The exercise
Set down the full listing exactly as given. Any pictures are to be left out.

[Start of Supplied data]

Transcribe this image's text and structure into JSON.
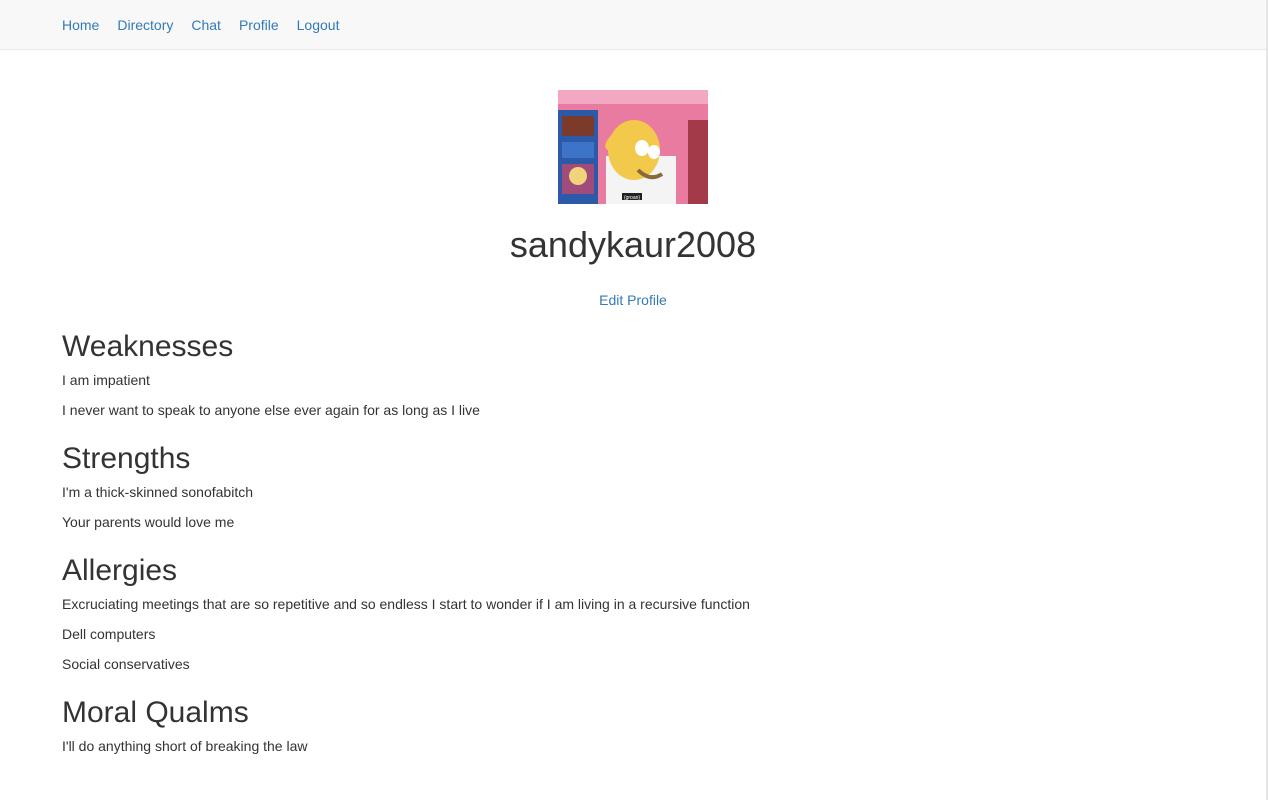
{
  "nav": {
    "items": [
      "Home",
      "Directory",
      "Chat",
      "Profile",
      "Logout"
    ]
  },
  "profile": {
    "username": "sandykaur2008",
    "edit_label": "Edit Profile",
    "avatar_caption": "(groan)"
  },
  "sections": [
    {
      "title": "Weaknesses",
      "items": [
        "I am impatient",
        "I never want to speak to anyone else ever again for as long as I live"
      ]
    },
    {
      "title": "Strengths",
      "items": [
        "I'm a thick-skinned sonofabitch",
        "Your parents would love me"
      ]
    },
    {
      "title": "Allergies",
      "items": [
        "Excruciating meetings that are so repetitive and so endless I start to wonder if I am living in a recursive function",
        "Dell computers",
        "Social conservatives"
      ]
    },
    {
      "title": "Moral Qualms",
      "items": [
        "I'll do anything short of breaking the law"
      ]
    }
  ],
  "colors": {
    "link": "#337ab7",
    "navbar_bg": "#f8f8f8",
    "text": "#333333"
  }
}
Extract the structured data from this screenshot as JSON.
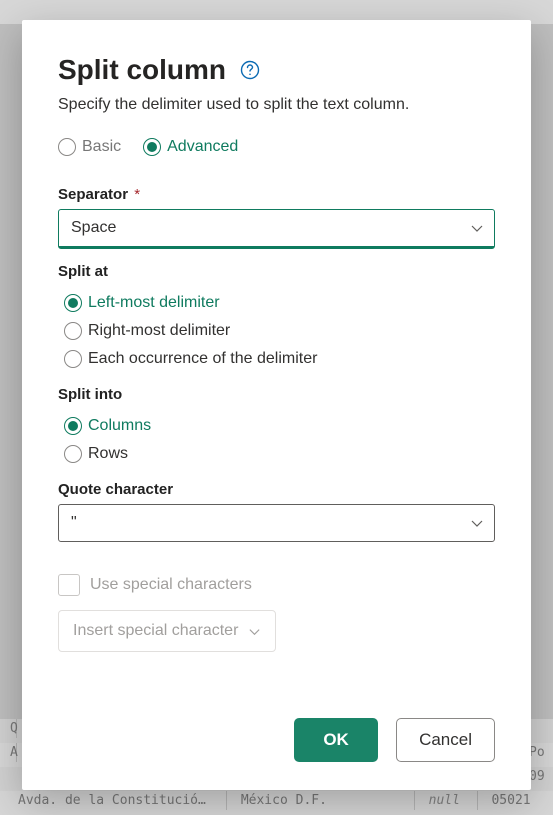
{
  "dialog": {
    "title": "Split column",
    "subtitle": "Specify the delimiter used to split the text column.",
    "mode": {
      "basic_label": "Basic",
      "advanced_label": "Advanced",
      "selected": "advanced"
    },
    "separator": {
      "label": "Separator",
      "required_mark": "*",
      "value": "Space"
    },
    "split_at": {
      "label": "Split at",
      "options": {
        "left": "Left-most delimiter",
        "right": "Right-most delimiter",
        "each": "Each occurrence of the delimiter"
      },
      "selected": "left"
    },
    "split_into": {
      "label": "Split into",
      "options": {
        "columns": "Columns",
        "rows": "Rows"
      },
      "selected": "columns"
    },
    "quote_char": {
      "label": "Quote character",
      "value": "\""
    },
    "special_chars": {
      "checkbox_label": "Use special characters",
      "checked": false,
      "insert_label": "Insert special character"
    },
    "footer": {
      "ok": "OK",
      "cancel": "Cancel"
    }
  },
  "background": {
    "q_label": "Q",
    "row_a": "A",
    "row_po": "Po",
    "row_num": "09",
    "row_text1": "Avda. de la Constitució…",
    "row_text2": "México D.F.",
    "row_null": "null",
    "row_text3": "05021"
  }
}
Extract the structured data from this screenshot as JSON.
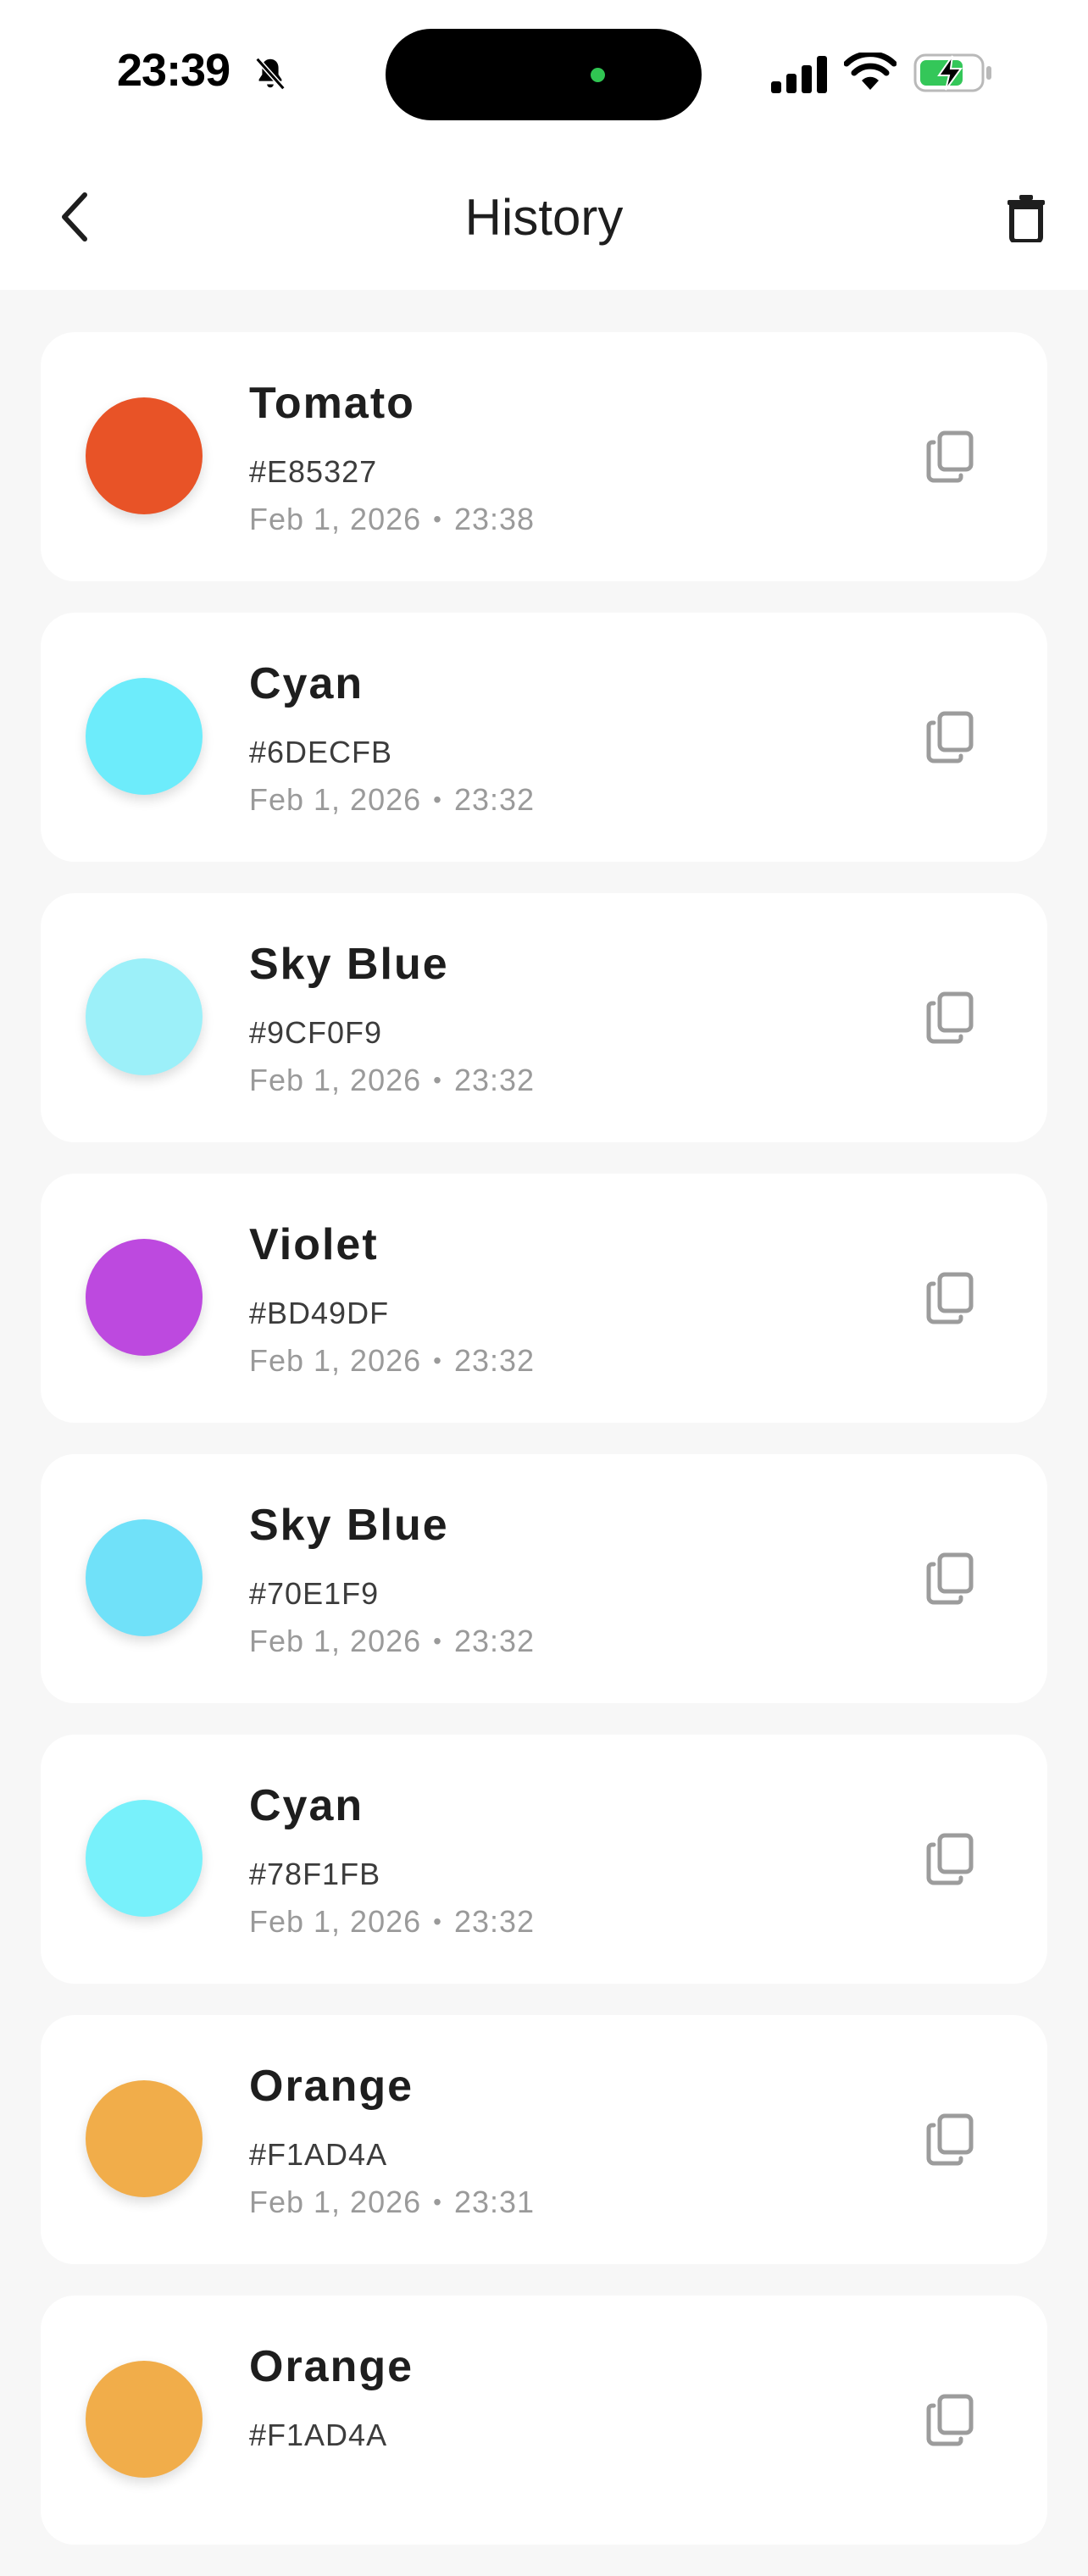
{
  "status_bar": {
    "time": "23:39",
    "icons": [
      "bell-slash-icon",
      "signal-icon",
      "wifi-icon",
      "battery-charging-icon"
    ]
  },
  "nav": {
    "title": "History",
    "back_icon": "chevron-left-icon",
    "clear_icon": "trash-icon"
  },
  "history": [
    {
      "name": "Tomato",
      "hex": "#E85327",
      "date": "Feb 1, 2026",
      "time": "23:38"
    },
    {
      "name": "Cyan",
      "hex": "#6DECFB",
      "date": "Feb 1, 2026",
      "time": "23:32"
    },
    {
      "name": "Sky Blue",
      "hex": "#9CF0F9",
      "date": "Feb 1, 2026",
      "time": "23:32"
    },
    {
      "name": "Violet",
      "hex": "#BD49DF",
      "date": "Feb 1, 2026",
      "time": "23:32"
    },
    {
      "name": "Sky Blue",
      "hex": "#70E1F9",
      "date": "Feb 1, 2026",
      "time": "23:32"
    },
    {
      "name": "Cyan",
      "hex": "#78F1FB",
      "date": "Feb 1, 2026",
      "time": "23:32"
    },
    {
      "name": "Orange",
      "hex": "#F1AD4A",
      "date": "Feb 1, 2026",
      "time": "23:31"
    },
    {
      "name": "Orange",
      "hex": "#F1AD4A",
      "date": "",
      "time": ""
    }
  ],
  "separator": "•",
  "colors": {
    "background": "#F7F7F7",
    "card": "#FFFFFF",
    "text_primary": "#1E1E1E",
    "text_secondary": "#9A9A9A",
    "battery_green": "#34C759"
  }
}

[End of Supplied data]

Exercise solution
Transcribe this image's text and structure into JSON.
{
  "nav": {
    "items": [
      "Home",
      "Directory",
      "Chat",
      "Profile",
      "Logout"
    ]
  },
  "profile": {
    "username": "sandykaur2008",
    "edit_label": "Edit Profile",
    "avatar_caption": "(groan)"
  },
  "sections": [
    {
      "title": "Weaknesses",
      "items": [
        "I am impatient",
        "I never want to speak to anyone else ever again for as long as I live"
      ]
    },
    {
      "title": "Strengths",
      "items": [
        "I'm a thick-skinned sonofabitch",
        "Your parents would love me"
      ]
    },
    {
      "title": "Allergies",
      "items": [
        "Excruciating meetings that are so repetitive and so endless I start to wonder if I am living in a recursive function",
        "Dell computers",
        "Social conservatives"
      ]
    },
    {
      "title": "Moral Qualms",
      "items": [
        "I'll do anything short of breaking the law"
      ]
    }
  ],
  "colors": {
    "link": "#337ab7",
    "navbar_bg": "#f8f8f8",
    "text": "#333333"
  }
}
Extract the structured data from this screenshot as JSON.
{
  "dialog": {
    "title": "Split column",
    "subtitle": "Specify the delimiter used to split the text column.",
    "mode": {
      "basic_label": "Basic",
      "advanced_label": "Advanced",
      "selected": "advanced"
    },
    "separator": {
      "label": "Separator",
      "required_mark": "*",
      "value": "Space"
    },
    "split_at": {
      "label": "Split at",
      "options": {
        "left": "Left-most delimiter",
        "right": "Right-most delimiter",
        "each": "Each occurrence of the delimiter"
      },
      "selected": "left"
    },
    "split_into": {
      "label": "Split into",
      "options": {
        "columns": "Columns",
        "rows": "Rows"
      },
      "selected": "columns"
    },
    "quote_char": {
      "label": "Quote character",
      "value": "\""
    },
    "special_chars": {
      "checkbox_label": "Use special characters",
      "checked": false,
      "insert_label": "Insert special character"
    },
    "footer": {
      "ok": "OK",
      "cancel": "Cancel"
    }
  },
  "background": {
    "q_label": "Q",
    "row_a": "A",
    "row_po": "Po",
    "row_num": "09",
    "row_text1": "Avda. de la Constitució…",
    "row_text2": "México D.F.",
    "row_null": "null",
    "row_text3": "05021"
  }
}
Extract the structured data from this screenshot as JSON.
{
  "status_bar": {
    "time": "23:39",
    "icons": [
      "bell-slash-icon",
      "signal-icon",
      "wifi-icon",
      "battery-charging-icon"
    ]
  },
  "nav": {
    "title": "History",
    "back_icon": "chevron-left-icon",
    "clear_icon": "trash-icon"
  },
  "history": [
    {
      "name": "Tomato",
      "hex": "#E85327",
      "date": "Feb 1, 2026",
      "time": "23:38"
    },
    {
      "name": "Cyan",
      "hex": "#6DECFB",
      "date": "Feb 1, 2026",
      "time": "23:32"
    },
    {
      "name": "Sky Blue",
      "hex": "#9CF0F9",
      "date": "Feb 1, 2026",
      "time": "23:32"
    },
    {
      "name": "Violet",
      "hex": "#BD49DF",
      "date": "Feb 1, 2026",
      "time": "23:32"
    },
    {
      "name": "Sky Blue",
      "hex": "#70E1F9",
      "date": "Feb 1, 2026",
      "time": "23:32"
    },
    {
      "name": "Cyan",
      "hex": "#78F1FB",
      "date": "Feb 1, 2026",
      "time": "23:32"
    },
    {
      "name": "Orange",
      "hex": "#F1AD4A",
      "date": "Feb 1, 2026",
      "time": "23:31"
    },
    {
      "name": "Orange",
      "hex": "#F1AD4A",
      "date": "",
      "time": ""
    }
  ],
  "separator": "•",
  "colors": {
    "background": "#F7F7F7",
    "card": "#FFFFFF",
    "text_primary": "#1E1E1E",
    "text_secondary": "#9A9A9A",
    "battery_green": "#34C759"
  }
}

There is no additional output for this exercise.